Your answer must be every line of the data that holds the string "diet".
-------
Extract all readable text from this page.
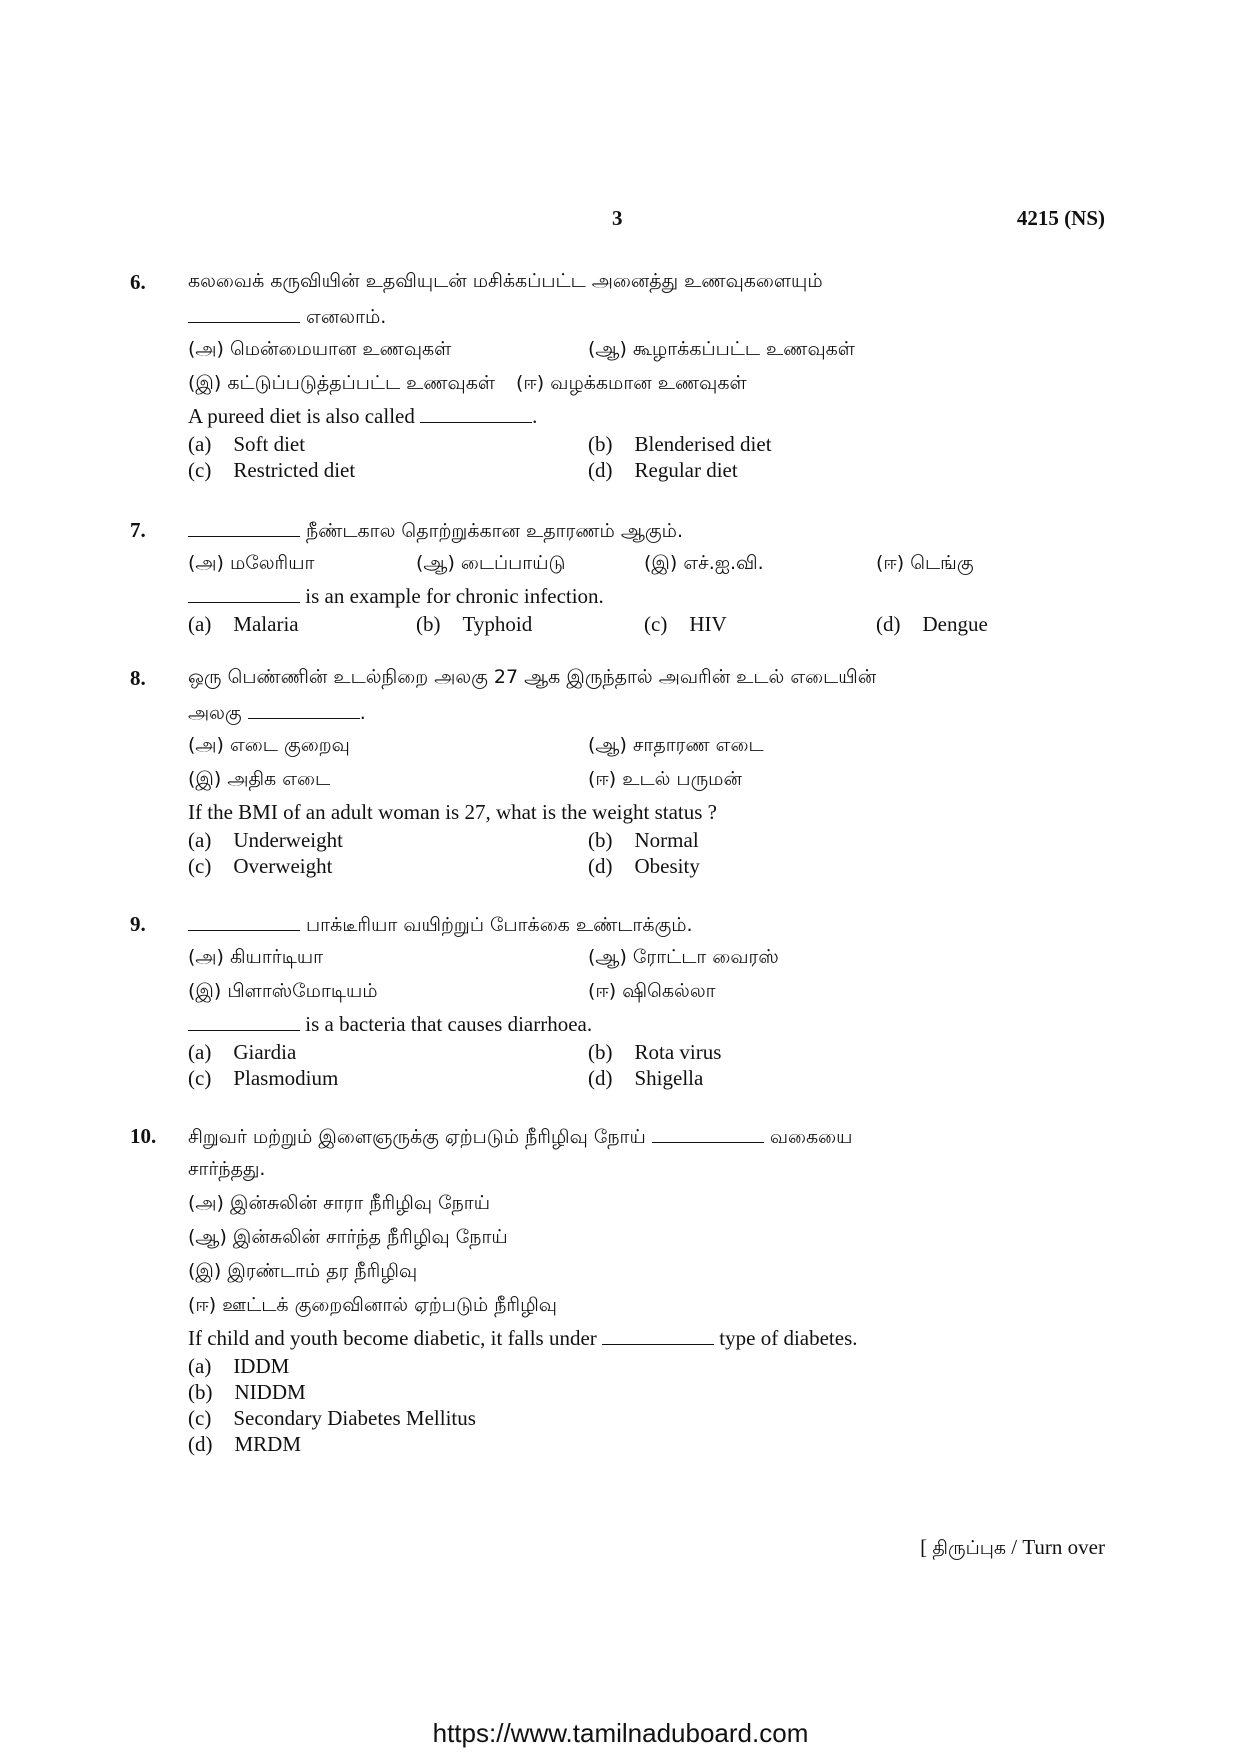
3	4215 (NS)
6. கலவைக் கருவியின் உதவியுடன் மசிக்கப்பட்ட அனைத்து உணவுகளையும்
எனலாம்.
(அ) மென்மையான உணவுகள்	(ஆ) கூழாக்கப்பட்ட உணவுகள்
(இ) கட்டுப்படுத்தப்பட்ட உணவுகள் (ஈ) வழக்கமான உணவுகள்
A pureed diet is also called	.
(a) Soft diet	(b) Blenderised diet
(c) Restricted diet	(d) Regular diet
7.	நீண்டகால தொற்றுக்கான உதாரணம் ஆகும்.
(அ) மலேரியா	(ஆ) டைப்பாய்டு	(இ) எச்.ஐ.வி.	(ஈ) டெங்கு
is an example for chronic infection.
(a) Malaria	(b) Typhoid	(c) HIV	(d) Dengue
8. ஒரு பெண்ணின் உடல்நிறை அலகு 27 ஆக இருந்தால் அவரின் உடல் எடையின்
அலகு	.
(அ) எடை குறைவு	(ஆ) சாதாரண எடை
(இ) அதிக எடை	(ஈ) உடல் பருமன்
If the BMI of an adult woman is 27, what is the weight status ?
(a) Underweight	(b) Normal
(c) Overweight	(d) Obesity
9.	பாக்டீரியா வயிற்றுப் போக்கை உண்டாக்கும்.
(அ) கியார்டியா	(ஆ) ரோட்டா வைரஸ்
(இ) பிளாஸ்மோடியம்	(ஈ) ஷிகெல்லா
is a bacteria that causes diarrhoea.
(a) Giardia	(b) Rota virus
(c) Plasmodium	(d) Shigella
10. சிறுவர் மற்றும் இளைஞருக்கு ஏற்படும் நீரிழிவு நோய்	வகையை
சார்ந்தது.
(அ) இன்சுலின் சாரா நீரிழிவு நோய்
(ஆ) இன்சுலின் சார்ந்த நீரிழிவு நோய்
(இ) இரண்டாம் தர நீரிழிவு
(ஈ) ஊட்டக் குறைவினால் ஏற்படும் நீரிழிவு
If child and youth become diabetic, it falls under	type of diabetes.
(a) IDDM
(b) NIDDM
(c) Secondary Diabetes Mellitus
(d) MRDM
[ திருப்புக / Turn over
https://www.tamilnaduboard.com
-------
The answer:
A pureed diet is also called	.
(a) Soft diet	(b) Blenderised diet
(c) Restricted diet	(d) Regular diet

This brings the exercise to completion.